§ **TASK GOAL**:
In the following material, identify every line holding the string "also" and return it.

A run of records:
------------------------
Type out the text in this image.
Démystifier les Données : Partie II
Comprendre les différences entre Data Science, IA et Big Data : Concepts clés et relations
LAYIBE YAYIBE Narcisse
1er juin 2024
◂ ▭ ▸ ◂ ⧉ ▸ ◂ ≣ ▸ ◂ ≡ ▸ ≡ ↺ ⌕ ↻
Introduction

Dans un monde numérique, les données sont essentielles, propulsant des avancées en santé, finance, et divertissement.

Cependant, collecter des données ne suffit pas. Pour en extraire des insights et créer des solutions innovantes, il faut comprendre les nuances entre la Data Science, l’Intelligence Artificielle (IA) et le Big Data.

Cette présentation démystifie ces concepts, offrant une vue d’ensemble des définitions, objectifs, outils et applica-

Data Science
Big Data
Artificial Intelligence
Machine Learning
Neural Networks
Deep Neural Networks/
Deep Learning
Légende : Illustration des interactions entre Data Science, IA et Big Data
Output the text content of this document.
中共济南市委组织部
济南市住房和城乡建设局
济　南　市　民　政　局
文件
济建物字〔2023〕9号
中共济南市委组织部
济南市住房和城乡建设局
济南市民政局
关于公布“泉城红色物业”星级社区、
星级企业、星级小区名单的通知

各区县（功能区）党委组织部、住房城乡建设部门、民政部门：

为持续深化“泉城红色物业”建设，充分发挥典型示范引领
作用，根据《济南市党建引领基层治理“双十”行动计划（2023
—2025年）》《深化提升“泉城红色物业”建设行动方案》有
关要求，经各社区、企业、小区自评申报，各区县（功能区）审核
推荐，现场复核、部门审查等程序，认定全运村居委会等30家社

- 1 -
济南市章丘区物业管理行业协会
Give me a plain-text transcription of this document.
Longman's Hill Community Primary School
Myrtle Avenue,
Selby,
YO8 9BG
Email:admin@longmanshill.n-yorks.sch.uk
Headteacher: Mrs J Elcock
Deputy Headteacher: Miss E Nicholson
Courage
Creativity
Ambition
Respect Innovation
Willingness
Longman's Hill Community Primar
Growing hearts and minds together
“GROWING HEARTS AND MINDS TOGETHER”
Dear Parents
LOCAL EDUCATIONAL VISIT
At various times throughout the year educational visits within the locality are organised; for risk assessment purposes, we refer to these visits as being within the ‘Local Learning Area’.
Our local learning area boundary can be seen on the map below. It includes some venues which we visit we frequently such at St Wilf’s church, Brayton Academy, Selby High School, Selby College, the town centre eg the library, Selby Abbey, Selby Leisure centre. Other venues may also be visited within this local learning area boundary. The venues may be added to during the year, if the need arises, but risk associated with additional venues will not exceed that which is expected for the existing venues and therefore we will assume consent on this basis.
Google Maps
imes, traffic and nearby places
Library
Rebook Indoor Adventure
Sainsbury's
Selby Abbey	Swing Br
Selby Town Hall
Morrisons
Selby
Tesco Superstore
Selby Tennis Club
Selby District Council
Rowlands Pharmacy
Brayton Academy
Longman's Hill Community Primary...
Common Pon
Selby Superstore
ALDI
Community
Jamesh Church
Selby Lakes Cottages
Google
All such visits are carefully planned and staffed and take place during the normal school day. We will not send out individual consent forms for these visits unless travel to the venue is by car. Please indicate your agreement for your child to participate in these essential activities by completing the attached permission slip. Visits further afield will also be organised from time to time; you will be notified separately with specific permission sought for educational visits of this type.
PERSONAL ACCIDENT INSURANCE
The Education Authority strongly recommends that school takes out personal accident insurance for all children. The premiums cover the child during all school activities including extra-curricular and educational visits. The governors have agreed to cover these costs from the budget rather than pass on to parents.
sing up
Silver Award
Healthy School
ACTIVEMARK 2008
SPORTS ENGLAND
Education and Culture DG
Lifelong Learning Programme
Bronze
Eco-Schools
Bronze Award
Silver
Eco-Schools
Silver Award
------------------------
§ **SOLUTION**:
Our local learning area boundary can be seen on the map below. It includes some venues which we visit we frequently such at St Wilf’s church, Brayton Academy, Selby High School, Selby College, the town centre eg the library, Selby Abbey, Selby Leisure centre. Other venues may also be visited within this local learning area boundary. The venues may be added to during the year, if the need arises, but risk associated with additional venues will not exceed that which is expected for the existing venues and therefore we will assume consent on this basis.
All such visits are carefully planned and staffed and take place during the normal school day. We will not send out individual consent forms for these visits unless travel to the venue is by car. Please indicate your agreement for your child to participate in these essential activities by completing the attached permission slip. Visits further afield will also be organised from time to time; you will be notified separately with specific permission sought for educational visits of this type.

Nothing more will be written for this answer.